AIM OF THE TASK » Repeat the listing in full, word for word.

GIVEN INFORMATION »
▬▬▬▬▬▬
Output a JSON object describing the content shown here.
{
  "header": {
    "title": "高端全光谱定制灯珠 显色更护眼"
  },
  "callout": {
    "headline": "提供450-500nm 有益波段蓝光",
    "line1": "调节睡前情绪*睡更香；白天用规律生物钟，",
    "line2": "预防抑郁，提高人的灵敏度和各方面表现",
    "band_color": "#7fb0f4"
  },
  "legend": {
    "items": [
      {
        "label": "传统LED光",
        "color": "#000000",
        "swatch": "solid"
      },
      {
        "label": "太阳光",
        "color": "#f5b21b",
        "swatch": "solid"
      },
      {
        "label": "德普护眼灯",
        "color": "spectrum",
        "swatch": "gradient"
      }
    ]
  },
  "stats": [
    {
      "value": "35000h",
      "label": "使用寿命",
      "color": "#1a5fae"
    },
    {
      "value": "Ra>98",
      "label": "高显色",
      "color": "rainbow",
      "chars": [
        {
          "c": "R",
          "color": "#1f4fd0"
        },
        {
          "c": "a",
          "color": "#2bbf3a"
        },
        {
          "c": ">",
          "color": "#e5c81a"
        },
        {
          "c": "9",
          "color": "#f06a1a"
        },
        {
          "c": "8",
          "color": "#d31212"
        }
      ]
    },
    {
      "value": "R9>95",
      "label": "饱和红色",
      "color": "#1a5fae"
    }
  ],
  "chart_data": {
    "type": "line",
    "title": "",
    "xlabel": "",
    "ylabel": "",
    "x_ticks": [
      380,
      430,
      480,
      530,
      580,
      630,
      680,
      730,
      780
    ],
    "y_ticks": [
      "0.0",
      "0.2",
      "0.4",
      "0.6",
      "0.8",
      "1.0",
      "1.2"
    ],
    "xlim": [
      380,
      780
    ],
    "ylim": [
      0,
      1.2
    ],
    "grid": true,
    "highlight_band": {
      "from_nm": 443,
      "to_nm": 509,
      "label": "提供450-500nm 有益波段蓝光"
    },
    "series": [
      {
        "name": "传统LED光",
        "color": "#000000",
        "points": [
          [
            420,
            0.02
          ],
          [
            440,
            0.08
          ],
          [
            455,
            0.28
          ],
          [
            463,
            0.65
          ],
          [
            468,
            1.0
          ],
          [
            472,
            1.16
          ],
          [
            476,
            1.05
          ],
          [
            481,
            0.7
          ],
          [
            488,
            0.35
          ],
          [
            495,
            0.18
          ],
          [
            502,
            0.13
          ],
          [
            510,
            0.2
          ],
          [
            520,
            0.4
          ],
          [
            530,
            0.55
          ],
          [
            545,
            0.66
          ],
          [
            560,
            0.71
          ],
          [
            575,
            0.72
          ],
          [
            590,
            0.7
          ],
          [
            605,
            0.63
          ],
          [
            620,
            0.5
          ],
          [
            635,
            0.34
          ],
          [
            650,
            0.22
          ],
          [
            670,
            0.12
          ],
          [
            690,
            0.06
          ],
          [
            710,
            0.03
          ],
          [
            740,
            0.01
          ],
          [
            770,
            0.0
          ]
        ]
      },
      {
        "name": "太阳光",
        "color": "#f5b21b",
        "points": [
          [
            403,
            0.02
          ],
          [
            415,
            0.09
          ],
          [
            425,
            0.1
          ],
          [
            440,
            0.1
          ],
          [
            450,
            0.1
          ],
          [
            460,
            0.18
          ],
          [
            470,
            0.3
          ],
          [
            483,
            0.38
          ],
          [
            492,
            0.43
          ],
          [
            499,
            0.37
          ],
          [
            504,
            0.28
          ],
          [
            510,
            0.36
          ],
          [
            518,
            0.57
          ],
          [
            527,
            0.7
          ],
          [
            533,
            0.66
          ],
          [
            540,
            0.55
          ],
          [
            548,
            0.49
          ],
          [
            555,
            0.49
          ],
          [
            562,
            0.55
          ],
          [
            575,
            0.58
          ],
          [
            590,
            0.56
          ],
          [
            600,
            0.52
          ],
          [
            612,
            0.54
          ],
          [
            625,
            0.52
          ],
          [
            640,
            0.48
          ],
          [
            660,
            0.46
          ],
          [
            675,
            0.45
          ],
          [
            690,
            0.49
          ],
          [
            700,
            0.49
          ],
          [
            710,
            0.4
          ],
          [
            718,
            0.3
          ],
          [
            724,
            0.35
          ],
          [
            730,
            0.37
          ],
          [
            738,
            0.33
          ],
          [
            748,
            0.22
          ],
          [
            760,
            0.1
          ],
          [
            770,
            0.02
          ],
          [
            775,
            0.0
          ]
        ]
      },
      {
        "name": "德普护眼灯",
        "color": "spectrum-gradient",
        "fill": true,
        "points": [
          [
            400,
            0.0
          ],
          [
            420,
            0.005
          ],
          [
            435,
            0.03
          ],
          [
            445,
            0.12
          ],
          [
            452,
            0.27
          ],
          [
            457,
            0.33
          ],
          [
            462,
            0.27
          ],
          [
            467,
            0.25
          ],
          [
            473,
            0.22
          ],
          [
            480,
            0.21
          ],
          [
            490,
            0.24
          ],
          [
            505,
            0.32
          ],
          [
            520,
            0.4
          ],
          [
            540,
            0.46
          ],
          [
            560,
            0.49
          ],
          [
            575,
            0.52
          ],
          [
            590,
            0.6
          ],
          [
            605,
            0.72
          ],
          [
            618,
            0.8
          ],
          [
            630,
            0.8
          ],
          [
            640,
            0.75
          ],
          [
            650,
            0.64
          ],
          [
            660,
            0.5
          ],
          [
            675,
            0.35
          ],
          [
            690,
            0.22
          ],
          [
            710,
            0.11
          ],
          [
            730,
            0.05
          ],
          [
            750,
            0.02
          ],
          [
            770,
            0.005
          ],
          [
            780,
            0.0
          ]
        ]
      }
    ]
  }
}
▬▬▬▬▬▬
REPLY »
Output a JSON object describing the content shown here.
{
  "header": {
    "title": "高端全光谱定制灯珠 显色更护眼"
  },
  "callout": {
    "headline": "提供450-500nm 有益波段蓝光",
    "line1": "调节睡前情绪*睡更香；白天用规律生物钟，",
    "line2": "预防抑郁，提高人的灵敏度和各方面表现",
    "band_color": "#7fb0f4"
  },
  "legend": {
    "items": [
      {
        "label": "传统LED光",
        "color": "#000000",
        "swatch": "solid"
      },
      {
        "label": "太阳光",
        "color": "#f5b21b",
        "swatch": "solid"
      },
      {
        "label": "德普护眼灯",
        "color": "spectrum",
        "swatch": "gradient"
      }
    ]
  },
  "stats": [
    {
      "value": "35000h",
      "label": "使用寿命",
      "color": "#1a5fae"
    },
    {
      "value": "Ra>98",
      "label": "高显色",
      "color": "rainbow",
      "chars": [
        {
          "c": "R",
          "color": "#1f4fd0"
        },
        {
          "c": "a",
          "color": "#2bbf3a"
        },
        {
          "c": ">",
          "color": "#e5c81a"
        },
        {
          "c": "9",
          "color": "#f06a1a"
        },
        {
          "c": "8",
          "color": "#d31212"
        }
      ]
    },
    {
      "value": "R9>95",
      "label": "饱和红色",
      "color": "#1a5fae"
    }
  ],
  "chart_data": {
    "type": "line",
    "title": "",
    "xlabel": "",
    "ylabel": "",
    "x_ticks": [
      380,
      430,
      480,
      530,
      580,
      630,
      680,
      730,
      780
    ],
    "y_ticks": [
      "0.0",
      "0.2",
      "0.4",
      "0.6",
      "0.8",
      "1.0",
      "1.2"
    ],
    "xlim": [
      380,
      780
    ],
    "ylim": [
      0,
      1.2
    ],
    "grid": true,
    "highlight_band": {
      "from_nm": 443,
      "to_nm": 509,
      "label": "提供450-500nm 有益波段蓝光"
    },
    "series": [
      {
        "name": "传统LED光",
        "color": "#000000",
        "points": [
          [
            420,
            0.02
          ],
          [
            440,
            0.08
          ],
          [
            455,
            0.28
          ],
          [
            463,
            0.65
          ],
          [
            468,
            1.0
          ],
          [
            472,
            1.16
          ],
          [
            476,
            1.05
          ],
          [
            481,
            0.7
          ],
          [
            488,
            0.35
          ],
          [
            495,
            0.18
          ],
          [
            502,
            0.13
          ],
          [
            510,
            0.2
          ],
          [
            520,
            0.4
          ],
          [
            530,
            0.55
          ],
          [
            545,
            0.66
          ],
          [
            560,
            0.71
          ],
          [
            575,
            0.72
          ],
          [
            590,
            0.7
          ],
          [
            605,
            0.63
          ],
          [
            620,
            0.5
          ],
          [
            635,
            0.34
          ],
          [
            650,
            0.22
          ],
          [
            670,
            0.12
          ],
          [
            690,
            0.06
          ],
          [
            710,
            0.03
          ],
          [
            740,
            0.01
          ],
          [
            770,
            0.0
          ]
        ]
      },
      {
        "name": "太阳光",
        "color": "#f5b21b",
        "points": [
          [
            403,
            0.02
          ],
          [
            415,
            0.09
          ],
          [
            425,
            0.1
          ],
          [
            440,
            0.1
          ],
          [
            450,
            0.1
          ],
          [
            460,
            0.18
          ],
          [
            470,
            0.3
          ],
          [
            483,
            0.38
          ],
          [
            492,
            0.43
          ],
          [
            499,
            0.37
          ],
          [
            504,
            0.28
          ],
          [
            510,
            0.36
          ],
          [
            518,
            0.57
          ],
          [
            527,
            0.7
          ],
          [
            533,
            0.66
          ],
          [
            540,
            0.55
          ],
          [
            548,
            0.49
          ],
          [
            555,
            0.49
          ],
          [
            562,
            0.55
          ],
          [
            575,
            0.58
          ],
          [
            590,
            0.56
          ],
          [
            600,
            0.52
          ],
          [
            612,
            0.54
          ],
          [
            625,
            0.52
          ],
          [
            640,
            0.48
          ],
          [
            660,
            0.46
          ],
          [
            675,
            0.45
          ],
          [
            690,
            0.49
          ],
          [
            700,
            0.49
          ],
          [
            710,
            0.4
          ],
          [
            718,
            0.3
          ],
          [
            724,
            0.35
          ],
          [
            730,
            0.37
          ],
          [
            738,
            0.33
          ],
          [
            748,
            0.22
          ],
          [
            760,
            0.1
          ],
          [
            770,
            0.02
          ],
          [
            775,
            0.0
          ]
        ]
      },
      {
        "name": "德普护眼灯",
        "color": "spectrum-gradient",
        "fill": true,
        "points": [
          [
            400,
            0.0
          ],
          [
            420,
            0.005
          ],
          [
            435,
            0.03
          ],
          [
            445,
            0.12
          ],
          [
            452,
            0.27
          ],
          [
            457,
            0.33
          ],
          [
            462,
            0.27
          ],
          [
            467,
            0.25
          ],
          [
            473,
            0.22
          ],
          [
            480,
            0.21
          ],
          [
            490,
            0.24
          ],
          [
            505,
            0.32
          ],
          [
            520,
            0.4
          ],
          [
            540,
            0.46
          ],
          [
            560,
            0.49
          ],
          [
            575,
            0.52
          ],
          [
            590,
            0.6
          ],
          [
            605,
            0.72
          ],
          [
            618,
            0.8
          ],
          [
            630,
            0.8
          ],
          [
            640,
            0.75
          ],
          [
            650,
            0.64
          ],
          [
            660,
            0.5
          ],
          [
            675,
            0.35
          ],
          [
            690,
            0.22
          ],
          [
            710,
            0.11
          ],
          [
            730,
            0.05
          ],
          [
            750,
            0.02
          ],
          [
            770,
            0.005
          ],
          [
            780,
            0.0
          ]
        ]
      }
    ]
  }
}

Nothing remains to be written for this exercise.